### Job
Search the listing for the string "Informativa" and copy every line that contains it.

### Materials provided
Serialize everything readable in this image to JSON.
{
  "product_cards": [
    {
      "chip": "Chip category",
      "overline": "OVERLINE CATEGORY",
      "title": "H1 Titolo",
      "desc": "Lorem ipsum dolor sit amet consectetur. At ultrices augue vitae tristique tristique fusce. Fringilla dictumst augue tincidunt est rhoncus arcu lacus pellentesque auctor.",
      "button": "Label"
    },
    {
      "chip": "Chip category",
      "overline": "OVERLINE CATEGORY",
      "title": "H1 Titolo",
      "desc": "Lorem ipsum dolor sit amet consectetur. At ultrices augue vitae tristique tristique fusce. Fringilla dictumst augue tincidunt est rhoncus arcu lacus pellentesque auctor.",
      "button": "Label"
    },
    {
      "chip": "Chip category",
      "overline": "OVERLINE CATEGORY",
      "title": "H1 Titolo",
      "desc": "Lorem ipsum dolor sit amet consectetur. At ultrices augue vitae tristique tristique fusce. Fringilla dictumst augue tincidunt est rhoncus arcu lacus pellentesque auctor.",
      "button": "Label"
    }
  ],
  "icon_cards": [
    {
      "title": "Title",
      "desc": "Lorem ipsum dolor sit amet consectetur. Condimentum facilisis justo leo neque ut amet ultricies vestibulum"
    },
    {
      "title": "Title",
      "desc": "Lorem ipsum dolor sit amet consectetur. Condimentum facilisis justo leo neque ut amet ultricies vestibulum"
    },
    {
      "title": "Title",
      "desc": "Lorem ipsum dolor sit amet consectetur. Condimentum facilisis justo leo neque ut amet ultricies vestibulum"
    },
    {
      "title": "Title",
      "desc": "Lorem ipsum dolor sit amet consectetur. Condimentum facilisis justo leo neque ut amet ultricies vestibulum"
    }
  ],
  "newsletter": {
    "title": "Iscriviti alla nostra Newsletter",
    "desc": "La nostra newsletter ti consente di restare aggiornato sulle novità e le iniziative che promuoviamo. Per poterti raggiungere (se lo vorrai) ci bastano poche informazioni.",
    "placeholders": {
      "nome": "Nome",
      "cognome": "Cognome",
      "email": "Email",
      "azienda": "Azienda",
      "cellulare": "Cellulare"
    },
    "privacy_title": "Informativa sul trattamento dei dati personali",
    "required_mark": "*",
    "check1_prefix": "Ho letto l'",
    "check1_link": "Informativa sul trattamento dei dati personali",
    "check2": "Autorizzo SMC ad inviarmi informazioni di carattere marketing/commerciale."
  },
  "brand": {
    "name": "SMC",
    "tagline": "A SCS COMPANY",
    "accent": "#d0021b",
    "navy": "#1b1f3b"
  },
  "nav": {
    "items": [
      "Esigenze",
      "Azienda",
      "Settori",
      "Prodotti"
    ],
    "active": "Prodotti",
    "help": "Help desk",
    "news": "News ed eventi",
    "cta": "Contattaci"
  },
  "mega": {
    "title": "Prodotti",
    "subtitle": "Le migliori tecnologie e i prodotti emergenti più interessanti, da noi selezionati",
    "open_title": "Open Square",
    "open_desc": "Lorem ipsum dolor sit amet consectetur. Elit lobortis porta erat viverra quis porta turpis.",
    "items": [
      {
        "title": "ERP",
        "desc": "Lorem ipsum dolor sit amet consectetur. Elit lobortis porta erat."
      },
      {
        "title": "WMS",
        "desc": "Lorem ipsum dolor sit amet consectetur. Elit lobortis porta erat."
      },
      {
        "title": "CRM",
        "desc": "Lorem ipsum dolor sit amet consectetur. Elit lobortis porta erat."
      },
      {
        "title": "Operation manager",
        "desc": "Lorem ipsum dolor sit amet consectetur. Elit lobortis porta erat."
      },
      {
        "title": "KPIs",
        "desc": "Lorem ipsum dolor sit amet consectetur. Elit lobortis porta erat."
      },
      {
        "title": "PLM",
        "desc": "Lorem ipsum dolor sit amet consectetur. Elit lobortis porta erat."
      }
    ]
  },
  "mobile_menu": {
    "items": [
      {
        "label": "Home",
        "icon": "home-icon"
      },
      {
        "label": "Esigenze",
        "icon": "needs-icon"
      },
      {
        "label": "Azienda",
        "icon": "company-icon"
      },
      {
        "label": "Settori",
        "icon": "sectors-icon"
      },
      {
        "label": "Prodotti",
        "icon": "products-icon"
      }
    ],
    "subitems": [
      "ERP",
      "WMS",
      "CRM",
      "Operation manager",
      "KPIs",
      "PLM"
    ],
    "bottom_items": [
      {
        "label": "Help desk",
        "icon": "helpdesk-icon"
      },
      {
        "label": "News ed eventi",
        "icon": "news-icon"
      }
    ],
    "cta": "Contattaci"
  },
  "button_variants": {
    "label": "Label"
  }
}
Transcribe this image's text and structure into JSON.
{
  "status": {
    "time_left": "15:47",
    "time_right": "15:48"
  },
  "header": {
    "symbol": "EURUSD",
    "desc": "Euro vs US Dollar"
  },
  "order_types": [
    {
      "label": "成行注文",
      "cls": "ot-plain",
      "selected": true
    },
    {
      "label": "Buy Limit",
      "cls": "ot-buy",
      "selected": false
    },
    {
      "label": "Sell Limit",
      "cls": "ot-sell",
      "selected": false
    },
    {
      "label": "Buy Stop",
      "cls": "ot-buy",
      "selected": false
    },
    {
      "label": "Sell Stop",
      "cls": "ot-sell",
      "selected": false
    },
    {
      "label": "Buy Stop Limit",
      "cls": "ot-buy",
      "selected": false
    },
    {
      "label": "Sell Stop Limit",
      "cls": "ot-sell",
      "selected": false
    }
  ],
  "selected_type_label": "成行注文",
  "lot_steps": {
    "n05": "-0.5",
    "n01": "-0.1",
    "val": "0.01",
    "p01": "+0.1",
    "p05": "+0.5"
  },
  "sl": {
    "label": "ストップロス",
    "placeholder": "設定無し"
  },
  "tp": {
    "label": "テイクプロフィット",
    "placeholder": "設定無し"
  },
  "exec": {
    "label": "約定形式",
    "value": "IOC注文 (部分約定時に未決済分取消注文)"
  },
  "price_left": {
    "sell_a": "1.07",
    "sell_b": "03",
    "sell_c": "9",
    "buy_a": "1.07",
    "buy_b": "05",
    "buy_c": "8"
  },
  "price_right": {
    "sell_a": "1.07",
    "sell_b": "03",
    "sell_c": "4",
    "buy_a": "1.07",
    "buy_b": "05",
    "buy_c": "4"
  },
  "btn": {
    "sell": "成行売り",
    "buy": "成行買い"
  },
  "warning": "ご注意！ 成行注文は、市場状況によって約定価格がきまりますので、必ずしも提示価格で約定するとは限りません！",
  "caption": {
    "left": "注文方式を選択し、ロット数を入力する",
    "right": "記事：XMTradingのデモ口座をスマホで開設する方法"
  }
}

### Complete response
    "privacy_title": "Informativa sul trattamento dei dati personali",
    "check1_link": "Informativa sul trattamento dei dati personali",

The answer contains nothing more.